### OBJECTIVE
Retype each line exactly. Skip images.

[Figure content listings]

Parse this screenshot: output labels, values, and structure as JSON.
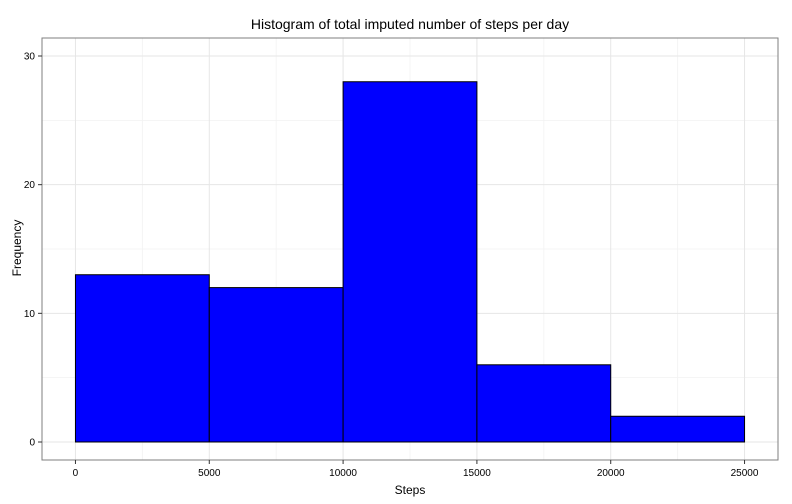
{
  "chart_data": {
    "type": "bar",
    "title": "Histogram of total imputed number of steps per day",
    "xlabel": "Steps",
    "ylabel": "Frequency",
    "bins": [
      {
        "start": 0,
        "end": 5000,
        "count": 13
      },
      {
        "start": 5000,
        "end": 10000,
        "count": 12
      },
      {
        "start": 10000,
        "end": 15000,
        "count": 28
      },
      {
        "start": 15000,
        "end": 20000,
        "count": 6
      },
      {
        "start": 20000,
        "end": 25000,
        "count": 2
      }
    ],
    "xlim": [
      -1250,
      26250
    ],
    "ylim": [
      -1.4,
      31.4
    ],
    "xticks": [
      0,
      5000,
      10000,
      15000,
      20000,
      25000
    ],
    "yticks": [
      0,
      10,
      20,
      30
    ],
    "bar_color": "#0000ff",
    "bar_border_color": "#000000",
    "grid": true,
    "legend": "none"
  }
}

### THE ANSWER
Parse this screenshot: output labels, values, and structure as JSON.
{
  "chart_data": {
    "type": "bar",
    "title": "Histogram of total imputed number of steps per day",
    "xlabel": "Steps",
    "ylabel": "Frequency",
    "bins": [
      {
        "start": 0,
        "end": 5000,
        "count": 13
      },
      {
        "start": 5000,
        "end": 10000,
        "count": 12
      },
      {
        "start": 10000,
        "end": 15000,
        "count": 28
      },
      {
        "start": 15000,
        "end": 20000,
        "count": 6
      },
      {
        "start": 20000,
        "end": 25000,
        "count": 2
      }
    ],
    "xlim": [
      -1250,
      26250
    ],
    "ylim": [
      -1.4,
      31.4
    ],
    "xticks": [
      0,
      5000,
      10000,
      15000,
      20000,
      25000
    ],
    "yticks": [
      0,
      10,
      20,
      30
    ],
    "bar_color": "#0000ff",
    "bar_border_color": "#000000",
    "grid": true,
    "legend": "none"
  }
}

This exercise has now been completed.